**DATA FOR THE TASK**

━━━━━━━━

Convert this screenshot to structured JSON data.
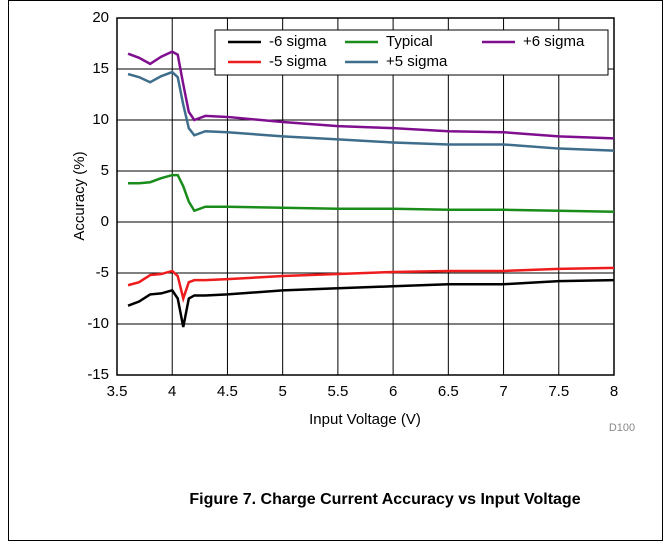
{
  "chart_data": {
    "type": "line",
    "ylabel": "Accuracy (%)",
    "xlabel": "Input Voltage (V)",
    "annotation": "D100",
    "caption": "Figure 7. Charge Current Accuracy vs Input Voltage",
    "x": [
      3.6,
      3.7,
      3.8,
      3.9,
      4.0,
      4.05,
      4.1,
      4.15,
      4.2,
      4.3,
      4.5,
      5,
      5.5,
      6,
      6.5,
      7,
      7.5,
      8
    ],
    "series": [
      {
        "name": "-6 sigma",
        "color": "#000000",
        "values": [
          -8.2,
          -7.8,
          -7.1,
          -7.0,
          -6.7,
          -7.5,
          -10.3,
          -7.5,
          -7.2,
          -7.2,
          -7.1,
          -6.7,
          -6.5,
          -6.3,
          -6.1,
          -6.1,
          -5.8,
          -5.7
        ]
      },
      {
        "name": "-5 sigma",
        "color": "#ee1c1c",
        "values": [
          -6.2,
          -5.9,
          -5.2,
          -5.1,
          -4.8,
          -5.3,
          -7.5,
          -5.9,
          -5.7,
          -5.7,
          -5.6,
          -5.3,
          -5.1,
          -4.9,
          -4.8,
          -4.8,
          -4.6,
          -4.5
        ]
      },
      {
        "name": "Typical",
        "color": "#1a8c1a",
        "values": [
          3.8,
          3.8,
          3.9,
          4.3,
          4.6,
          4.6,
          3.5,
          2.0,
          1.1,
          1.5,
          1.5,
          1.4,
          1.3,
          1.3,
          1.2,
          1.2,
          1.1,
          1.0
        ]
      },
      {
        "name": "+5 sigma",
        "color": "#3e6e8c",
        "values": [
          14.5,
          14.2,
          13.7,
          14.3,
          14.7,
          14.2,
          11.5,
          9.2,
          8.5,
          8.9,
          8.8,
          8.4,
          8.1,
          7.8,
          7.6,
          7.6,
          7.2,
          7.0
        ]
      },
      {
        "name": "+6 sigma",
        "color": "#800f90",
        "values": [
          16.5,
          16.1,
          15.5,
          16.2,
          16.7,
          16.4,
          13.5,
          10.8,
          10.0,
          10.4,
          10.3,
          9.8,
          9.4,
          9.2,
          8.9,
          8.8,
          8.4,
          8.2
        ]
      }
    ],
    "xlim": [
      3.5,
      8
    ],
    "xticks": [
      3.5,
      4,
      4.5,
      5,
      5.5,
      6,
      6.5,
      7,
      7.5,
      8
    ],
    "ylim": [
      -15,
      20
    ],
    "yticks": [
      -15,
      -10,
      -5,
      0,
      5,
      10,
      15,
      20
    ],
    "grid": true,
    "legend": "upper right"
  }
}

━━━━━━━━

**CHALLENGE**
Scan the data above and copy every line with "color" in it.

**ANSWER TO THIS EXERCISE**
        "color": "#000000",
        "color": "#ee1c1c",
        "color": "#1a8c1a",
        "color": "#3e6e8c",
        "color": "#800f90",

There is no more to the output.